- _Entries_

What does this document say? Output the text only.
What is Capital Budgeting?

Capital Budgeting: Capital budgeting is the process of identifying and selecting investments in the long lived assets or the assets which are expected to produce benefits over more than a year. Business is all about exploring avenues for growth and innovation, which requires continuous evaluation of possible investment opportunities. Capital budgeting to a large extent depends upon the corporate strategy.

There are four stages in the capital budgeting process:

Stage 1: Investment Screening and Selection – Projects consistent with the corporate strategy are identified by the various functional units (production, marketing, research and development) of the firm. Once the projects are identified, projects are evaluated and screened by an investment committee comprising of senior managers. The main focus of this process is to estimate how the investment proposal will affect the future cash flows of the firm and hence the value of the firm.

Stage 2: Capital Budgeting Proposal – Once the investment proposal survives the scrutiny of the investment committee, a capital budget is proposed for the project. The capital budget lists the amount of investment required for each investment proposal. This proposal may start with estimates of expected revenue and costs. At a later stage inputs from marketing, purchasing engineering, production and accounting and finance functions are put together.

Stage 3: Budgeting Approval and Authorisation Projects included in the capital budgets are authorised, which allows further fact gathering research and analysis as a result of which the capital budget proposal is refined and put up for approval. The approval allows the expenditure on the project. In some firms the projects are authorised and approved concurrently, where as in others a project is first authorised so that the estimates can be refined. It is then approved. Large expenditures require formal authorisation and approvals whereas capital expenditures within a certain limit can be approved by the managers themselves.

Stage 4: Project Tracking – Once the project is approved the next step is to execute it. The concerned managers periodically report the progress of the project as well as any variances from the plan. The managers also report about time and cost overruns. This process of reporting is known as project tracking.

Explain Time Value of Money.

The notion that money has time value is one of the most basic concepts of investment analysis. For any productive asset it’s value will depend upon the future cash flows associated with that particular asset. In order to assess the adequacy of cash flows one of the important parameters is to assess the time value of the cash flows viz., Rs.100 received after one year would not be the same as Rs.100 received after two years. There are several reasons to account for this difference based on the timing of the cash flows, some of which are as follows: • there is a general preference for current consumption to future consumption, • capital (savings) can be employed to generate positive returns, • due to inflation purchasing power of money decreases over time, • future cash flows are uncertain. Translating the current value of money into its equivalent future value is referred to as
...
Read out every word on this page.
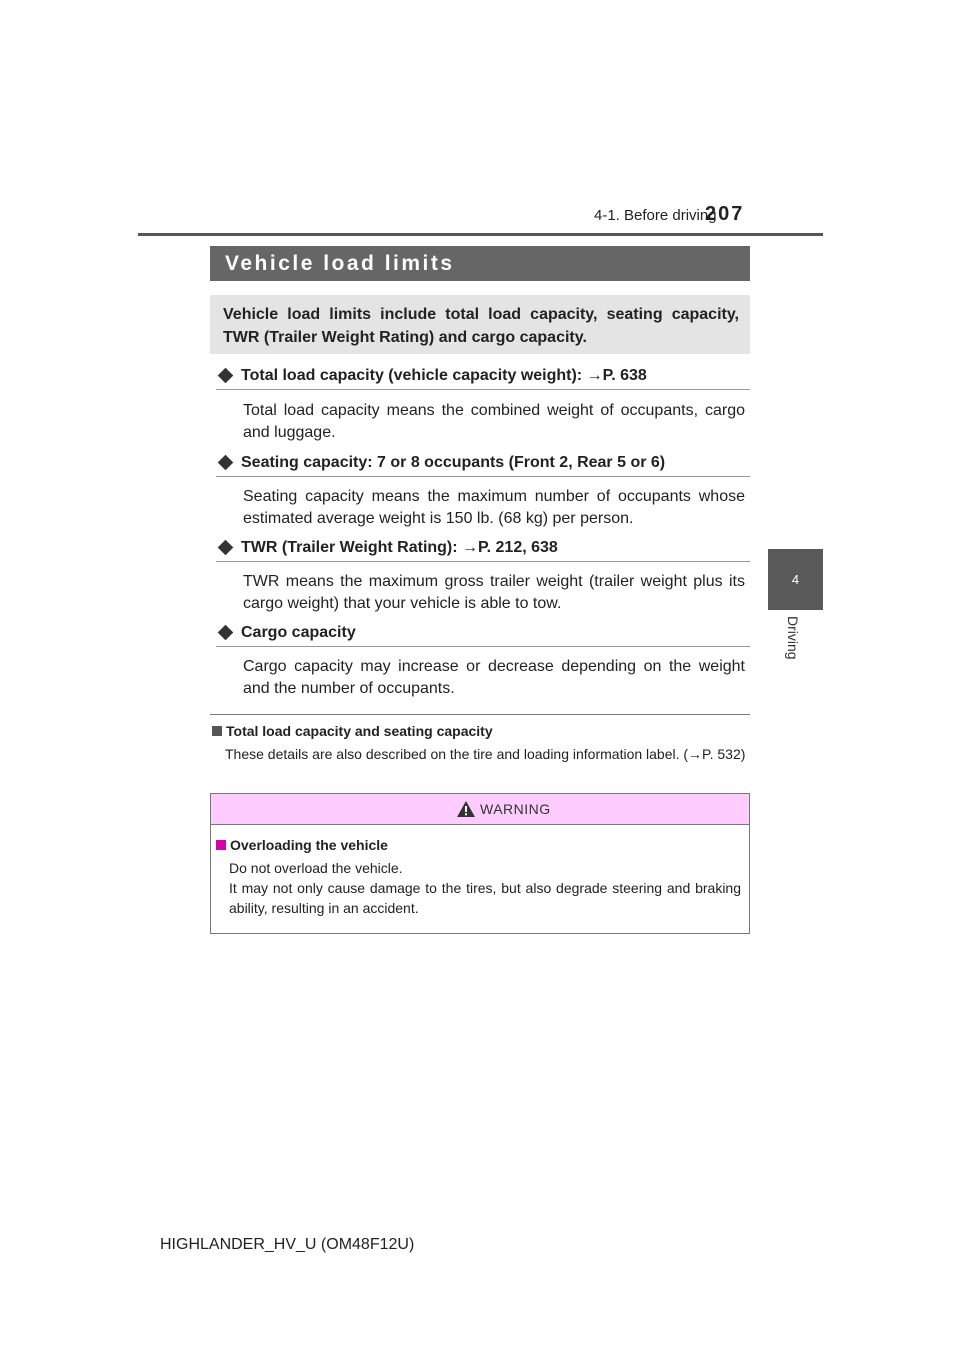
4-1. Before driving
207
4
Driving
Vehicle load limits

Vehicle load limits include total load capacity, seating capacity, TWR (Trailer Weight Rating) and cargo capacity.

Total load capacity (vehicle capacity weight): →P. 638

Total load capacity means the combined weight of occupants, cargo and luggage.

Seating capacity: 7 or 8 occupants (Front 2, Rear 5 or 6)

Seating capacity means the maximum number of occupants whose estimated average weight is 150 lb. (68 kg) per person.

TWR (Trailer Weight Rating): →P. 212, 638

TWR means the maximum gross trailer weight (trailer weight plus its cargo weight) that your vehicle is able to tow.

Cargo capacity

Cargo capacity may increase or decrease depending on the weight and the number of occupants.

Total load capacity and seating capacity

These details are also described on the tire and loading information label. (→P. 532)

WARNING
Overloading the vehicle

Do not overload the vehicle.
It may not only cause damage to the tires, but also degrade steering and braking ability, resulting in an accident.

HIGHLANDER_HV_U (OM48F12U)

- _Problem details_
Scan the records above for the string "strategy", then report every line that contains it.

- _Full solution_
Capital Budgeting: Capital budgeting is the process of identifying and selecting investments in the long lived assets or the assets which are expected to produce benefits over more than a year. Business is all about exploring avenues for growth and innovation, which requires continuous evaluation of possible investment opportunities. Capital budgeting to a large extent depends upon the corporate strategy.
Stage 1: Investment Screening and Selection – Projects consistent with the corporate strategy are identified by the various functional units (production, marketing, research and development) of the firm. Once the projects are identified, projects are evaluated and screened by an investment committee comprising of senior managers. The main focus of this process is to estimate how the investment proposal will affect the future cash flows of the firm and hence the value of the firm.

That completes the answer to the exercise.